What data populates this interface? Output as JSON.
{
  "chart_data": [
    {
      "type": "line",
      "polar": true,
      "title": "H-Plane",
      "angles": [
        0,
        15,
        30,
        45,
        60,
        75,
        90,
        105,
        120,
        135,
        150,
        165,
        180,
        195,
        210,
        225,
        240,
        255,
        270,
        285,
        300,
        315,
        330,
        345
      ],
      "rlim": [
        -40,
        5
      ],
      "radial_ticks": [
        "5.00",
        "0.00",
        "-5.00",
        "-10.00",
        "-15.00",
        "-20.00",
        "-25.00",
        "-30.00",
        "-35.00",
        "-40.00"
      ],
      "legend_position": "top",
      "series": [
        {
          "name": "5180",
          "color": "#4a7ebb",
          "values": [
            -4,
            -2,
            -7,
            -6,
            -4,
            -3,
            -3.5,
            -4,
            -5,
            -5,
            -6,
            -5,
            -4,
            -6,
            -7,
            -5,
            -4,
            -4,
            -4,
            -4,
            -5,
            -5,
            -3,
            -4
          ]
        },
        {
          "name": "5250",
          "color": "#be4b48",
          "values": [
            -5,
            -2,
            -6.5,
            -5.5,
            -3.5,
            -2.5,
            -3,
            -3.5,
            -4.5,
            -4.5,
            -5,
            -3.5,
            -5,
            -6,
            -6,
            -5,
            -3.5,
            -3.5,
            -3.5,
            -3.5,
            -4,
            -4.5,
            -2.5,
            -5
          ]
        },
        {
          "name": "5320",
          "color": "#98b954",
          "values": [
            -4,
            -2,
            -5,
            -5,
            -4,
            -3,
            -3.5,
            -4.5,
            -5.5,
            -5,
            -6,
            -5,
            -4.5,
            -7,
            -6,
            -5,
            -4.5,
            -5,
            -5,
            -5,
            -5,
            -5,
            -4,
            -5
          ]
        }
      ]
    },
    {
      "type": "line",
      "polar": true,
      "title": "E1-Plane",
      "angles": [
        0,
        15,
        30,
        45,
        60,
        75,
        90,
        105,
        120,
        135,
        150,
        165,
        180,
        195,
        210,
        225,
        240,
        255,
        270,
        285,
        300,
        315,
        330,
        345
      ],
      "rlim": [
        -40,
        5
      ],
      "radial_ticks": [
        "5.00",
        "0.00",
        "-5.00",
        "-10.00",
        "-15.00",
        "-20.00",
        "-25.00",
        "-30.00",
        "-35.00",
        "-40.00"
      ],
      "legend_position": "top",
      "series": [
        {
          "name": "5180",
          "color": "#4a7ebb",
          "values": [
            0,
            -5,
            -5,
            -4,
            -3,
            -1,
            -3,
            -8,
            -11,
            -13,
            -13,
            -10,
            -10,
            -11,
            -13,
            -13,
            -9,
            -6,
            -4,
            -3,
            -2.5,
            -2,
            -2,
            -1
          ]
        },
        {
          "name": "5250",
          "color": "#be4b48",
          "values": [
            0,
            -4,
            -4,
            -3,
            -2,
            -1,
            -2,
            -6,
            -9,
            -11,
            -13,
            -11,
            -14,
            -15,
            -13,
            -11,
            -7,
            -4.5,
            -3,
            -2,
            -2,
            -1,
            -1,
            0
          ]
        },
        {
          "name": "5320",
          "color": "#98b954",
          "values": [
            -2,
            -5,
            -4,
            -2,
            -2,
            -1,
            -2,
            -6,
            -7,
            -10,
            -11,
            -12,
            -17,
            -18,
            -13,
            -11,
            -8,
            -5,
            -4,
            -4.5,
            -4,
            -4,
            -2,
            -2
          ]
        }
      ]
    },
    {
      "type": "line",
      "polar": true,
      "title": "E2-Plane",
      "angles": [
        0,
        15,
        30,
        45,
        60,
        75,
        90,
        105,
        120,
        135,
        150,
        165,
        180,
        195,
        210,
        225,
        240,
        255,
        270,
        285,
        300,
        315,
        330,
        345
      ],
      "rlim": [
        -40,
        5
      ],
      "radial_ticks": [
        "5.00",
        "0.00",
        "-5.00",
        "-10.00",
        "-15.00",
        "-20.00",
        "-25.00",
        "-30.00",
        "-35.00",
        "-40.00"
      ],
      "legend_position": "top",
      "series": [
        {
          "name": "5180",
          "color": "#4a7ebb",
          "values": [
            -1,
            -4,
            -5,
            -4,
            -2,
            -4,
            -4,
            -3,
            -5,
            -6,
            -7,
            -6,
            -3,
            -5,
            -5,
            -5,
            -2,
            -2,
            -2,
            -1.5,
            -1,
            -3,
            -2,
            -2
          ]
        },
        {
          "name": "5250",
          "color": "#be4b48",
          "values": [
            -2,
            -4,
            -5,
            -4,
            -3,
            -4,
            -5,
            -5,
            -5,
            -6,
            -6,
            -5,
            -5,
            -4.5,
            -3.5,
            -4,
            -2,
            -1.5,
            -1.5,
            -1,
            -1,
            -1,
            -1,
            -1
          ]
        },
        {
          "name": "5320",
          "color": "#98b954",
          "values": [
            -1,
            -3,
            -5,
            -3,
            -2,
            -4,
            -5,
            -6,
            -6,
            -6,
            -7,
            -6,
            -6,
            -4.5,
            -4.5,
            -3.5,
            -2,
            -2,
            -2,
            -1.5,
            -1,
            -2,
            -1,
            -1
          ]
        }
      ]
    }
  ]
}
*****
**THE EXERCISE:**
Find and copy every line in the entries above where the string "title" occurs.

**WRITTEN ANSWER:**
      "title": "H-Plane",
      "title": "E1-Plane",
      "title": "E2-Plane",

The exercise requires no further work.